(Records that describe figures)
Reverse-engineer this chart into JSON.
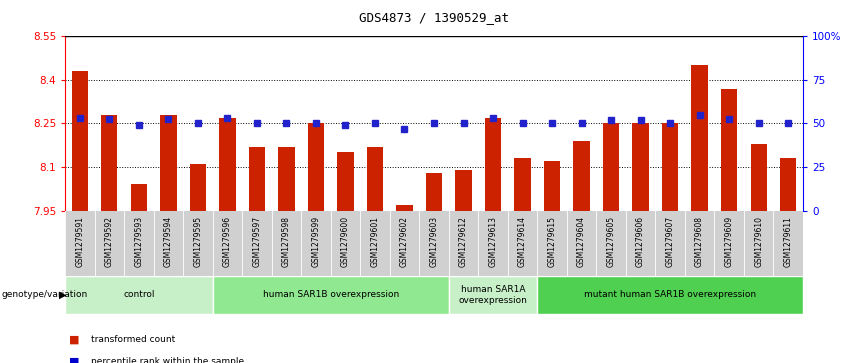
{
  "title": "GDS4873 / 1390529_at",
  "samples": [
    "GSM1279591",
    "GSM1279592",
    "GSM1279593",
    "GSM1279594",
    "GSM1279595",
    "GSM1279596",
    "GSM1279597",
    "GSM1279598",
    "GSM1279599",
    "GSM1279600",
    "GSM1279601",
    "GSM1279602",
    "GSM1279603",
    "GSM1279612",
    "GSM1279613",
    "GSM1279614",
    "GSM1279615",
    "GSM1279604",
    "GSM1279605",
    "GSM1279606",
    "GSM1279607",
    "GSM1279608",
    "GSM1279609",
    "GSM1279610",
    "GSM1279611"
  ],
  "red_values": [
    8.43,
    8.28,
    8.04,
    8.28,
    8.11,
    8.27,
    8.17,
    8.17,
    8.25,
    8.15,
    8.17,
    7.97,
    8.08,
    8.09,
    8.27,
    8.13,
    8.12,
    8.19,
    8.25,
    8.25,
    8.25,
    8.45,
    8.37,
    8.18,
    8.13
  ],
  "blue_values": [
    8.27,
    8.265,
    8.243,
    8.265,
    8.253,
    8.268,
    8.253,
    8.253,
    8.253,
    8.243,
    8.253,
    8.232,
    8.253,
    8.253,
    8.268,
    8.253,
    8.253,
    8.253,
    8.263,
    8.263,
    8.253,
    8.278,
    8.265,
    8.253,
    8.253
  ],
  "y_min": 7.95,
  "y_max": 8.55,
  "y_ticks": [
    7.95,
    8.1,
    8.25,
    8.4,
    8.55
  ],
  "y_tick_labels": [
    "7.95",
    "8.1",
    "8.25",
    "8.4",
    "8.55"
  ],
  "right_y_ticks": [
    0,
    25,
    50,
    75,
    100
  ],
  "right_y_tick_labels": [
    "0",
    "25",
    "50",
    "75",
    "100%"
  ],
  "groups": [
    {
      "label": "control",
      "start": 0,
      "end": 5,
      "color": "#c8f0c8"
    },
    {
      "label": "human SAR1B overexpression",
      "start": 5,
      "end": 13,
      "color": "#90e890"
    },
    {
      "label": "human SAR1A\noverexpression",
      "start": 13,
      "end": 16,
      "color": "#c8f0c8"
    },
    {
      "label": "mutant human SAR1B overexpression",
      "start": 16,
      "end": 25,
      "color": "#50d050"
    }
  ],
  "genotype_label": "genotype/variation",
  "legend_items": [
    {
      "label": "transformed count",
      "color": "#cc2200"
    },
    {
      "label": "percentile rank within the sample",
      "color": "#0000cc"
    }
  ],
  "bar_color": "#cc2200",
  "dot_color": "#2222cc",
  "bar_width": 0.55
}
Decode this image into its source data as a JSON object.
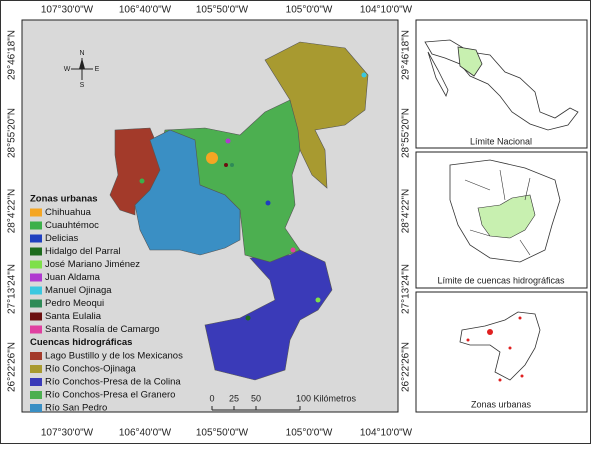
{
  "map": {
    "lon_labels": [
      "107°30'0\"W",
      "106°40'0\"W",
      "105°50'0\"W",
      "105°0'0\"W",
      "104°10'0\"W"
    ],
    "lat_labels": [
      "29°46'18\"N",
      "28°55'20\"N",
      "28°4'22\"N",
      "27°13'24\"N",
      "26°22'26\"N"
    ],
    "north_arrow": [
      "N",
      "S",
      "E",
      "W"
    ],
    "legend": [
      {
        "title": "Zonas urbanas",
        "items": [
          {
            "label": "Chihuahua",
            "color": "#f5a623"
          },
          {
            "label": "Cuauhtémoc",
            "color": "#3cb04a"
          },
          {
            "label": "Delicias",
            "color": "#1f3fbf"
          },
          {
            "label": "Hidalgo del Parral",
            "color": "#1e6b1e"
          },
          {
            "label": "José Mariano Jiménez",
            "color": "#7ee04a"
          },
          {
            "label": "Juan Aldama",
            "color": "#b03ad0"
          },
          {
            "label": "Manuel Ojinaga",
            "color": "#3ac8e0"
          },
          {
            "label": "Pedro Meoqui",
            "color": "#2e8b57"
          },
          {
            "label": "Santa Eulalia",
            "color": "#6b1010"
          },
          {
            "label": "Santa Rosalía de Camargo",
            "color": "#e040a0"
          }
        ]
      },
      {
        "title": "Cuencas hidrográficas",
        "items": [
          {
            "label": "Lago Bustillo y de los Mexicanos",
            "color": "#a33a2a"
          },
          {
            "label": "Río Conchos-Ojinaga",
            "color": "#a89a30"
          },
          {
            "label": "Río Conchos-Presa de la Colina",
            "color": "#3a3ab8"
          },
          {
            "label": "Río Conchos-Presa el Granero",
            "color": "#4caf50"
          },
          {
            "label": "Río San Pedro",
            "color": "#3a8fc4"
          }
        ]
      }
    ],
    "scale": [
      "0",
      "25",
      "50",
      "100 Kilómetros"
    ],
    "insets": [
      "Límite Nacional",
      "Límite de cuencas hidrográficas",
      "Zonas urbanas"
    ]
  }
}
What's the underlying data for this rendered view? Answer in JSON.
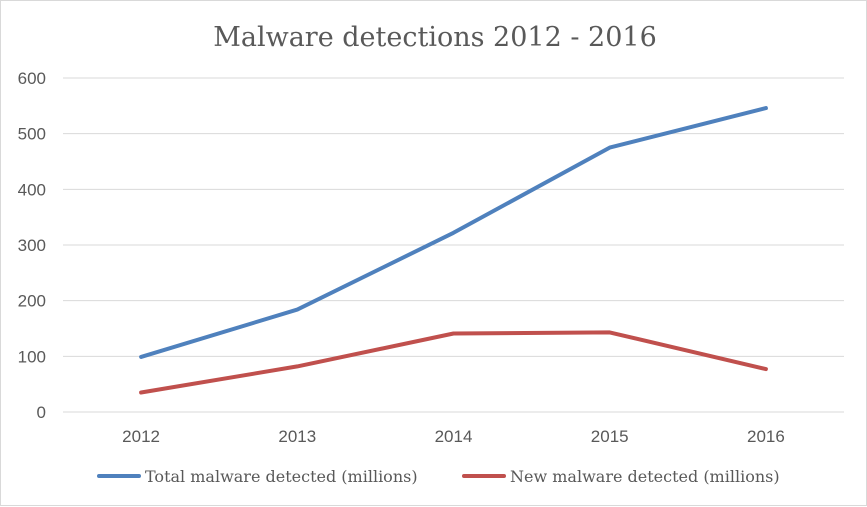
{
  "chart_data": {
    "type": "line",
    "title": "Malware detections 2012 - 2016",
    "xlabel": "",
    "ylabel": "",
    "categories": [
      "2012",
      "2013",
      "2014",
      "2015",
      "2016"
    ],
    "ylim": [
      0,
      600
    ],
    "yticks": [
      "0",
      "100",
      "200",
      "300",
      "400",
      "500",
      "600"
    ],
    "grid": "horizontal",
    "legend": "bottom",
    "series": [
      {
        "name": "Total malware detected (millions)",
        "color": "#4f81bd",
        "values": [
          99,
          184,
          322,
          475,
          546
        ]
      },
      {
        "name": "New malware detected (millions)",
        "color": "#c0504d",
        "values": [
          35,
          82,
          141,
          143,
          77
        ]
      }
    ]
  }
}
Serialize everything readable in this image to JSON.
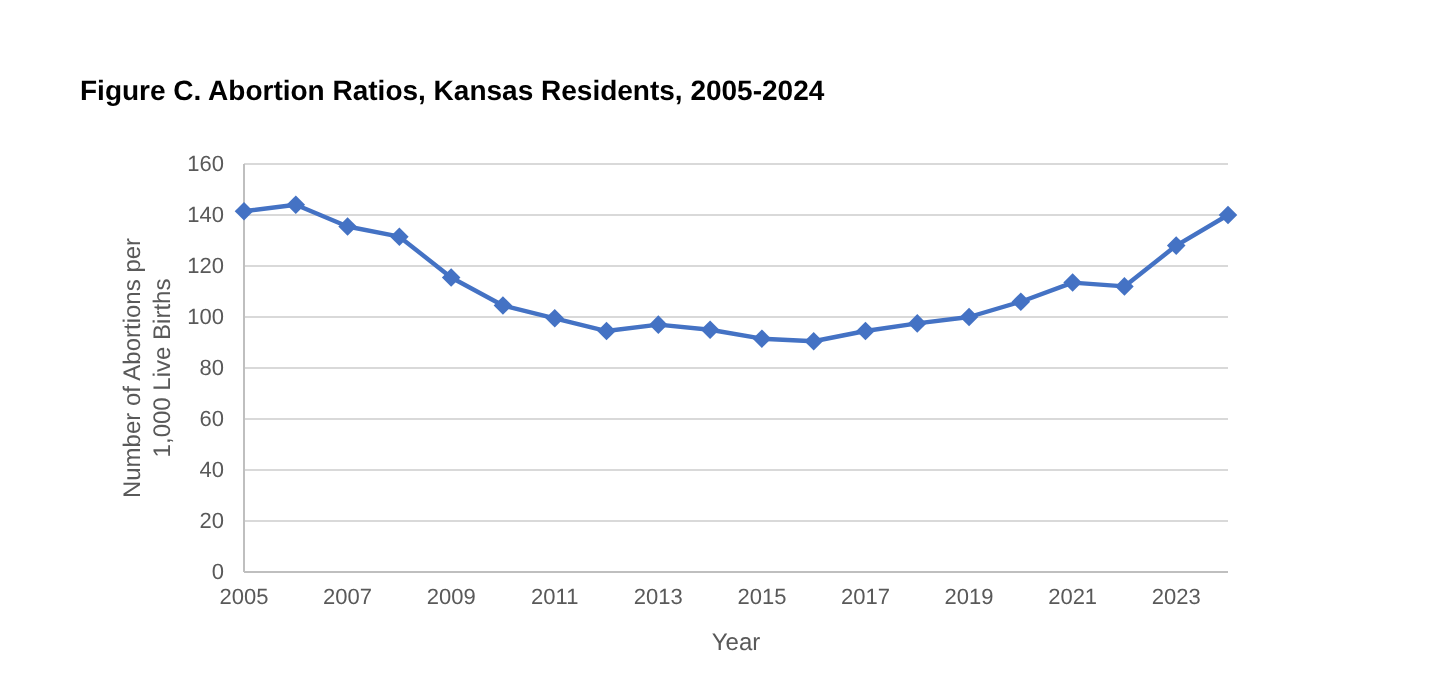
{
  "chart_data": {
    "type": "line",
    "title": "Figure C. Abortion Ratios, Kansas Residents, 2005-2024",
    "xlabel": "Year",
    "ylabel": "Number of Abortions per 1,000 Live Births",
    "x": [
      2005,
      2006,
      2007,
      2008,
      2009,
      2010,
      2011,
      2012,
      2013,
      2014,
      2015,
      2016,
      2017,
      2018,
      2019,
      2020,
      2021,
      2022,
      2023,
      2024
    ],
    "series": [
      {
        "color": "#4472c4",
        "values": [
          141.5,
          144,
          135.5,
          131.5,
          115.5,
          104.5,
          99.5,
          94.5,
          97,
          95,
          91.5,
          90.5,
          94.5,
          97.5,
          100,
          106,
          113.5,
          112,
          128,
          140
        ]
      }
    ],
    "xlim": [
      2005,
      2024
    ],
    "xticks": [
      2005,
      2007,
      2009,
      2011,
      2013,
      2015,
      2017,
      2019,
      2021,
      2023
    ],
    "ylim": [
      0,
      160
    ],
    "yticks": [
      0,
      20,
      40,
      60,
      80,
      100,
      120,
      140,
      160
    ],
    "grid": "y",
    "marker": "diamond",
    "line_style": "solid"
  }
}
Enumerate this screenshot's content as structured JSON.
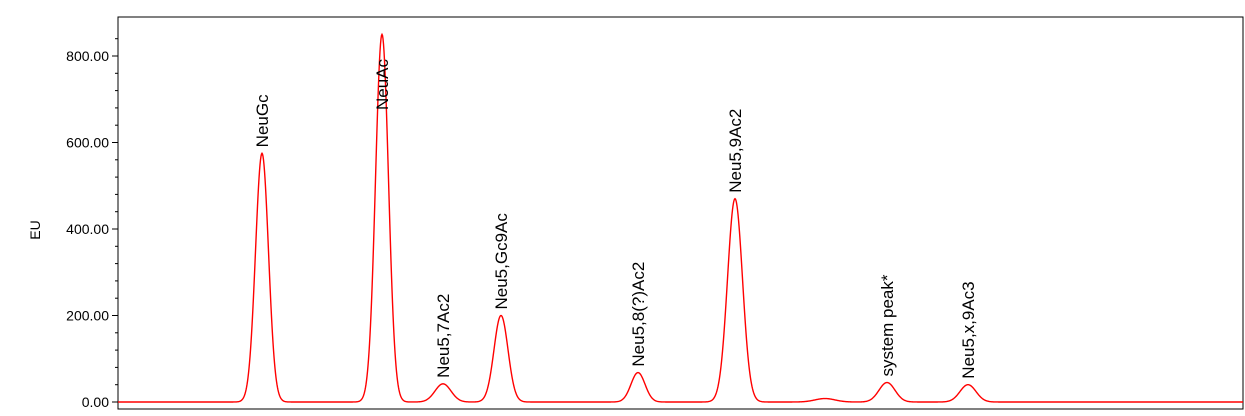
{
  "chart_data": {
    "type": "line",
    "title": "",
    "xlabel": "",
    "ylabel": "EU",
    "ylim": [
      0,
      800
    ],
    "y_ticks": [
      0,
      200,
      400,
      600,
      800
    ],
    "y_tick_labels": [
      "0.00",
      "200.00",
      "400.00",
      "600.00",
      "800.00"
    ],
    "x_ticks_visible": false,
    "grid": false,
    "legend": "none",
    "series": [
      {
        "color": "#ff0000",
        "baseline": 0,
        "peaks": [
          {
            "label": "NeuGc",
            "center": 262,
            "height": 575,
            "width": 6.5
          },
          {
            "label": "NeuAc",
            "center": 382,
            "height": 850,
            "width": 6.5
          },
          {
            "label": "Neu5,7Ac2",
            "center": 443,
            "height": 42,
            "width": 8
          },
          {
            "label": "Neu5,Gc9Ac",
            "center": 501,
            "height": 200,
            "width": 7
          },
          {
            "label": "Neu5,8(?)Ac2",
            "center": 638,
            "height": 68,
            "width": 7
          },
          {
            "label": "Neu5,9Ac2",
            "center": 735,
            "height": 470,
            "width": 7.5
          },
          {
            "label": "",
            "center": 825,
            "height": 8,
            "width": 10
          },
          {
            "label": "system peak*",
            "center": 887,
            "height": 45,
            "width": 8
          },
          {
            "label": "Neu5,x,9Ac3",
            "center": 968,
            "height": 40,
            "width": 8
          }
        ]
      }
    ]
  }
}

• _GIVEN EXERCISE_
Output the span from the line with "Enumerate this screenshot's" through the last line of the data, inclusive and exact, and omit every picture.

• _REPLY TO THE EXERCISE_
Enumerate this screenshot's content as structured JSON.
{
  "chart_data": {
    "type": "line",
    "title": "",
    "xlabel": "",
    "ylabel": "EU",
    "ylim": [
      0,
      800
    ],
    "y_ticks": [
      0,
      200,
      400,
      600,
      800
    ],
    "y_tick_labels": [
      "0.00",
      "200.00",
      "400.00",
      "600.00",
      "800.00"
    ],
    "x_ticks_visible": false,
    "grid": false,
    "legend": "none",
    "series": [
      {
        "color": "#ff0000",
        "baseline": 0,
        "peaks": [
          {
            "label": "NeuGc",
            "center": 262,
            "height": 575,
            "width": 6.5
          },
          {
            "label": "NeuAc",
            "center": 382,
            "height": 850,
            "width": 6.5
          },
          {
            "label": "Neu5,7Ac2",
            "center": 443,
            "height": 42,
            "width": 8
          },
          {
            "label": "Neu5,Gc9Ac",
            "center": 501,
            "height": 200,
            "width": 7
          },
          {
            "label": "Neu5,8(?)Ac2",
            "center": 638,
            "height": 68,
            "width": 7
          },
          {
            "label": "Neu5,9Ac2",
            "center": 735,
            "height": 470,
            "width": 7.5
          },
          {
            "label": "",
            "center": 825,
            "height": 8,
            "width": 10
          },
          {
            "label": "system peak*",
            "center": 887,
            "height": 45,
            "width": 8
          },
          {
            "label": "Neu5,x,9Ac3",
            "center": 968,
            "height": 40,
            "width": 8
          }
        ]
      }
    ]
  }
}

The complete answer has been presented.